Collected data entries:
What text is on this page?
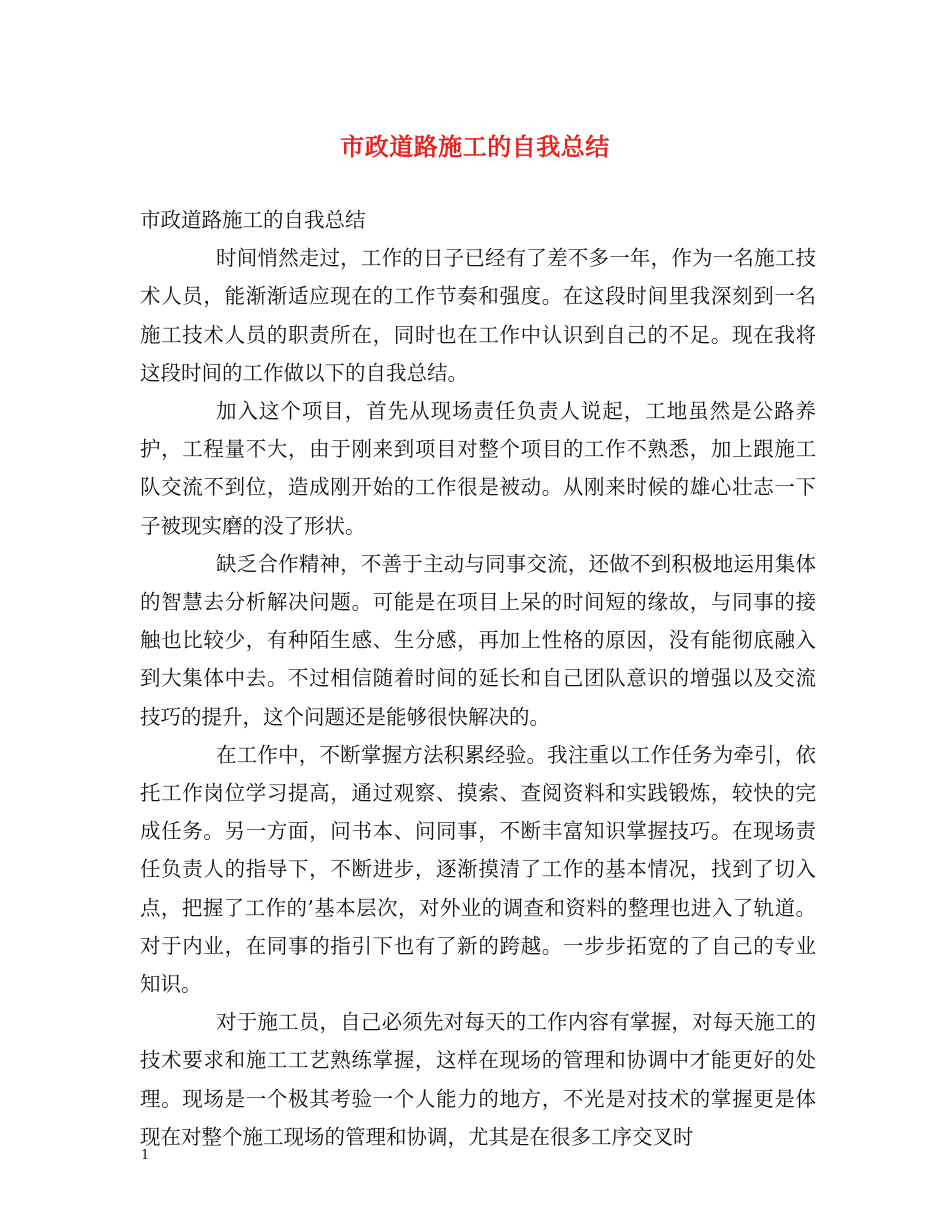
市政道路施工的自我总结

市政道路施工的自我总结

时间悄然走过，工作的日子已经有了差不多一年，作为一名施工技术人员，能渐渐适应现在的工作节奏和强度。在这段时间里我深刻到一名施工技术人员的职责所在，同时也在工作中认识到自己的不足。现在我将这段时间的工作做以下的自我总结。

加入这个项目，首先从现场责任负责人说起，工地虽然是公路养护，工程量不大，由于刚来到项目对整个项目的工作不熟悉，加上跟施工队交流不到位，造成刚开始的工作很是被动。从刚来时候的雄心壮志一下子被现实磨的没了形状。

缺乏合作精神，不善于主动与同事交流，还做不到积极地运用集体的智慧去分析解决问题。可能是在项目上呆的时间短的缘故，与同事的接触也比较少，有种陌生感、生分感，再加上性格的原因，没有能彻底融入到大集体中去。不过相信随着时间的延长和自己团队意识的增强以及交流技巧的提升，这个问题还是能够很快解决的。

在工作中，不断掌握方法积累经验。我注重以工作任务为牵引，依托工作岗位学习提高，通过观察、摸索、查阅资料和实践锻炼，较快的完成任务。另一方面，问书本、问同事，不断丰富知识掌握技巧。在现场责任负责人的指导下，不断进步，逐渐摸清了工作的基本情况，找到了切入点，把握了工作的’基本层次，对外业的调查和资料的整理也进入了轨道。对于内业，在同事的指引下也有了新的跨越。一步步拓宽的了自己的专业知识。

对于施工员，自己必须先对每天的工作内容有掌握，对每天施工的技术要求和施工工艺熟练掌握，这样在现场的管理和协调中才能更好的处理。现场是一个极其考验一个人能力的地方，不光是对技术的掌握更是体现在对整个施工现场的管理和协调，尤其是在很多工序交叉时

1
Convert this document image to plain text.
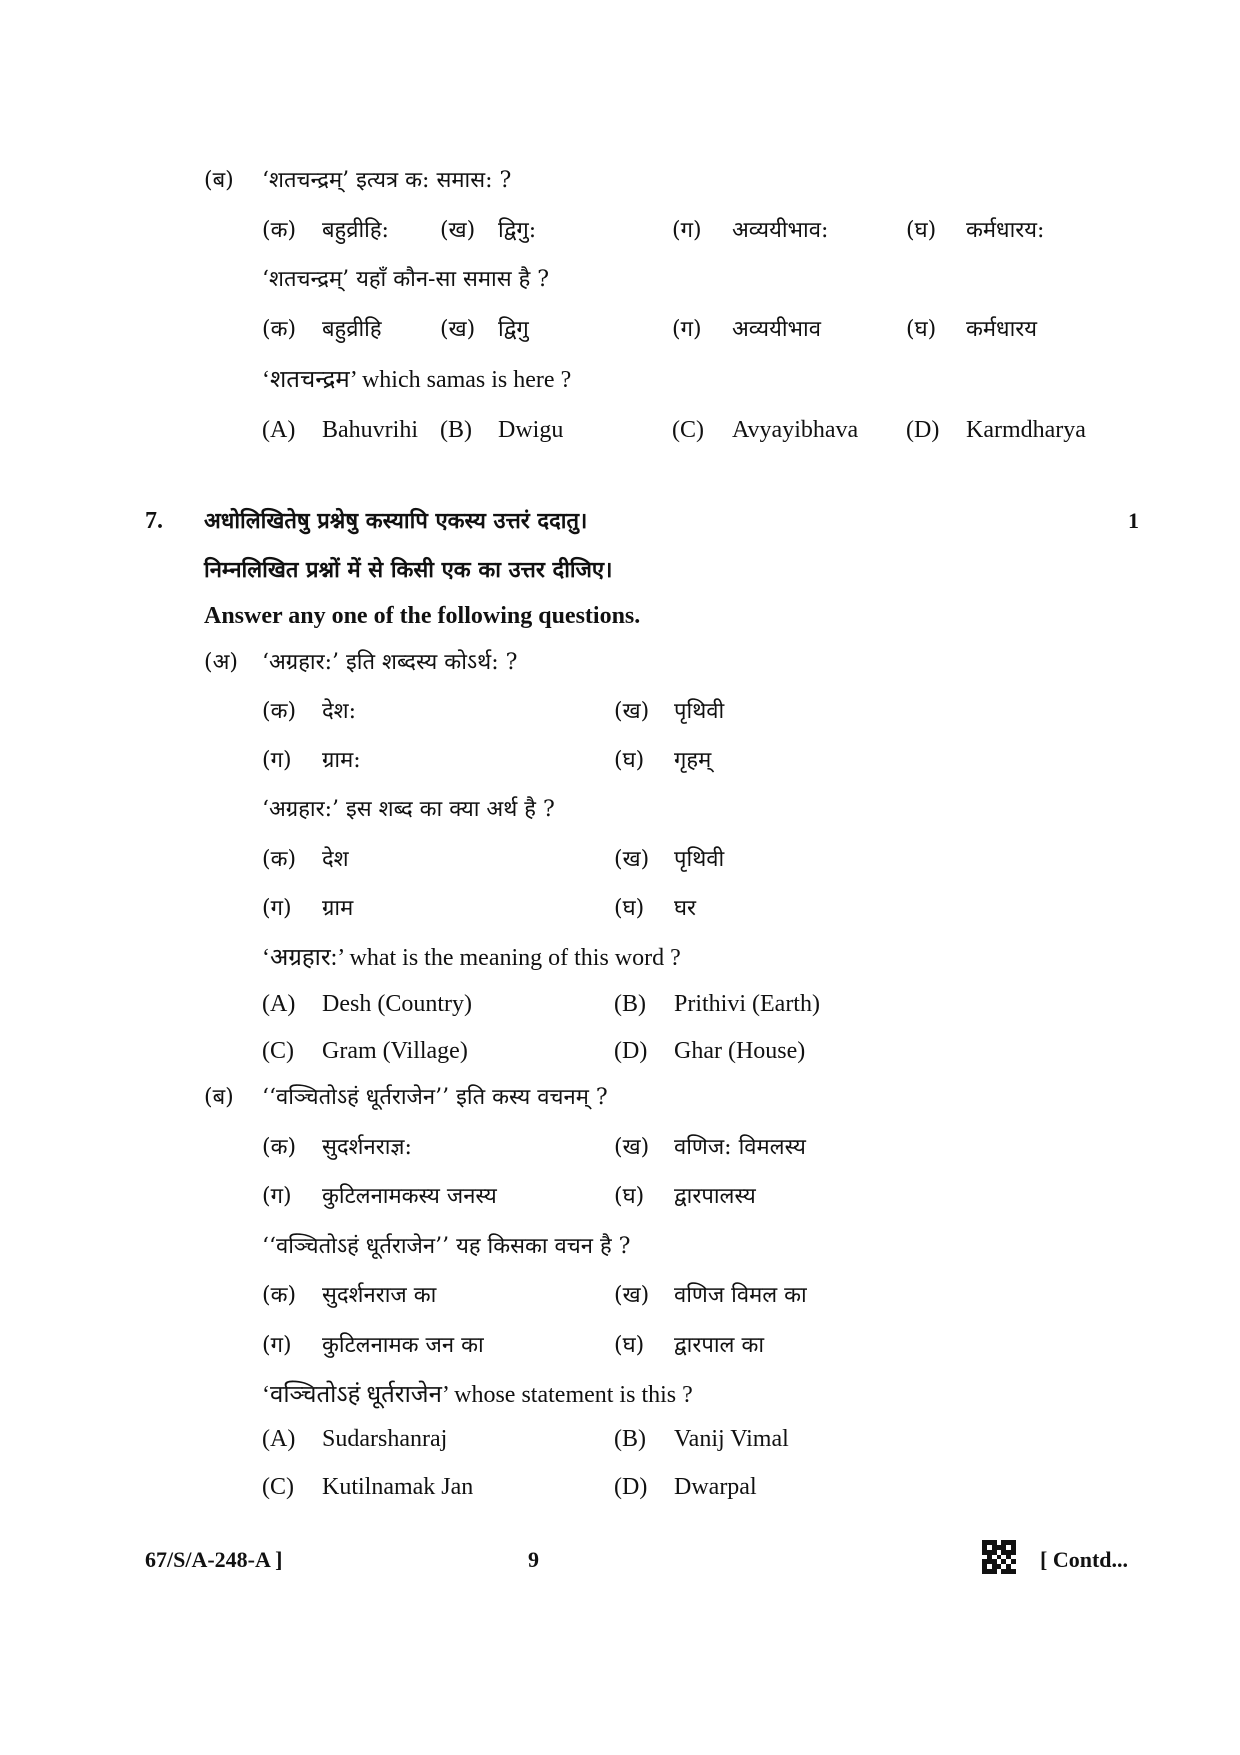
(ब) ‘शतचन्द्रम्’ इत्यत्र क: समास: ?
(क) बहुव्रीहि: (ख) द्विगु:	(ग) अव्ययीभाव:	(घ) कर्मधारय:
‘शतचन्द्रम्’ यहाँ कौन-सा समास है ?
(क) बहुव्रीहि	(ख) द्विगु	(ग) अव्ययीभाव	(घ) कर्मधारय
‘शतचन्द्रम’ which samas is here ?
(A) Bahuvrihi (B) Dwigu	(C) Avyayibhava (D) Karmdharya
7. अधोलिखितेषु प्रश्नेषु कस्यापि एकस्य उत्तरं ददातु।	1
निम्नलिखित प्रश्नों में से किसी एक का उत्तर दीजिए।
Answer any one of the following questions.
(अ) ‘अग्रहार:’ इति शब्दस्य कोऽर्थ: ?
(क) देश:	(ख) पृथिवी
(ग) ग्राम:	(घ) गृहम्
‘अग्रहार:’ इस शब्द का क्या अर्थ है ?
(क) देश	(ख) पृथिवी
(ग) ग्राम	(घ) घर
‘अग्रहार:’ what is the meaning of this word ?
(A) Desh (Country)	(B) Prithivi (Earth)
(C) Gram (Village)	(D) Ghar (House)
(ब) ‘‘वञ्चितोऽहं धूर्तराजेन’’ इति कस्य वचनम् ?
(क) सुदर्शनराज्ञ:	(ख) वणिज: विमलस्य
(ग) कुटिलनामकस्य जनस्य	(घ) द्वारपालस्य
‘‘वञ्चितोऽहं धूर्तराजेन’’ यह किसका वचन है ?
(क) सुदर्शनराज का	(ख) वणिज विमल का
(ग) कुटिलनामक जन का	(घ) द्वारपाल का
‘वञ्चितोऽहं धूर्तराजेन’ whose statement is this ?
(A) Sudarshanraj	(B) Vanij Vimal
(C) Kutilnamak Jan	(D) Dwarpal
67/S/A-248-A ]	9	[ Contd...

# Short problem
Copy everything in the records above except the pictures, exactly as written.

# Task result
What text is on this page?
市政道路施工的自我总结

市政道路施工的自我总结

时间悄然走过，工作的日子已经有了差不多一年，作为一名施工技术人员，能渐渐适应现在的工作节奏和强度。在这段时间里我深刻到一名施工技术人员的职责所在，同时也在工作中认识到自己的不足。现在我将这段时间的工作做以下的自我总结。

加入这个项目，首先从现场责任负责人说起，工地虽然是公路养护，工程量不大，由于刚来到项目对整个项目的工作不熟悉，加上跟施工队交流不到位，造成刚开始的工作很是被动。从刚来时候的雄心壮志一下子被现实磨的没了形状。

缺乏合作精神，不善于主动与同事交流，还做不到积极地运用集体的智慧去分析解决问题。可能是在项目上呆的时间短的缘故，与同事的接触也比较少，有种陌生感、生分感，再加上性格的原因，没有能彻底融入到大集体中去。不过相信随着时间的延长和自己团队意识的增强以及交流技巧的提升，这个问题还是能够很快解决的。

在工作中，不断掌握方法积累经验。我注重以工作任务为牵引，依托工作岗位学习提高，通过观察、摸索、查阅资料和实践锻炼，较快的完成任务。另一方面，问书本、问同事，不断丰富知识掌握技巧。在现场责任负责人的指导下，不断进步，逐渐摸清了工作的基本情况，找到了切入点，把握了工作的’基本层次，对外业的调查和资料的整理也进入了轨道。对于内业，在同事的指引下也有了新的跨越。一步步拓宽的了自己的专业知识。

对于施工员，自己必须先对每天的工作内容有掌握，对每天施工的技术要求和施工工艺熟练掌握，这样在现场的管理和协调中才能更好的处理。现场是一个极其考验一个人能力的地方，不光是对技术的掌握更是体现在对整个施工现场的管理和协调，尤其是在很多工序交叉时

1
Convert this document image to plain text.
(ब) ‘शतचन्द्रम्’ इत्यत्र क: समास: ?
(क) बहुव्रीहि: (ख) द्विगु:	(ग) अव्ययीभाव:	(घ) कर्मधारय:
‘शतचन्द्रम्’ यहाँ कौन-सा समास है ?
(क) बहुव्रीहि	(ख) द्विगु	(ग) अव्ययीभाव	(घ) कर्मधारय
‘शतचन्द्रम’ which samas is here ?
(A) Bahuvrihi (B) Dwigu	(C) Avyayibhava (D) Karmdharya
7. अधोलिखितेषु प्रश्नेषु कस्यापि एकस्य उत्तरं ददातु।	1
निम्नलिखित प्रश्नों में से किसी एक का उत्तर दीजिए।
Answer any one of the following questions.
(अ) ‘अग्रहार:’ इति शब्दस्य कोऽर्थ: ?
(क) देश:	(ख) पृथिवी
(ग) ग्राम:	(घ) गृहम्
‘अग्रहार:’ इस शब्द का क्या अर्थ है ?
(क) देश	(ख) पृथिवी
(ग) ग्राम	(घ) घर
‘अग्रहार:’ what is the meaning of this word ?
(A) Desh (Country)	(B) Prithivi (Earth)
(C) Gram (Village)	(D) Ghar (House)
(ब) ‘‘वञ्चितोऽहं धूर्तराजेन’’ इति कस्य वचनम् ?
(क) सुदर्शनराज्ञ:	(ख) वणिज: विमलस्य
(ग) कुटिलनामकस्य जनस्य	(घ) द्वारपालस्य
‘‘वञ्चितोऽहं धूर्तराजेन’’ यह किसका वचन है ?
(क) सुदर्शनराज का	(ख) वणिज विमल का
(ग) कुटिलनामक जन का	(घ) द्वारपाल का
‘वञ्चितोऽहं धूर्तराजेन’ whose statement is this ?
(A) Sudarshanraj	(B) Vanij Vimal
(C) Kutilnamak Jan	(D) Dwarpal
67/S/A-248-A ]	9	[ Contd...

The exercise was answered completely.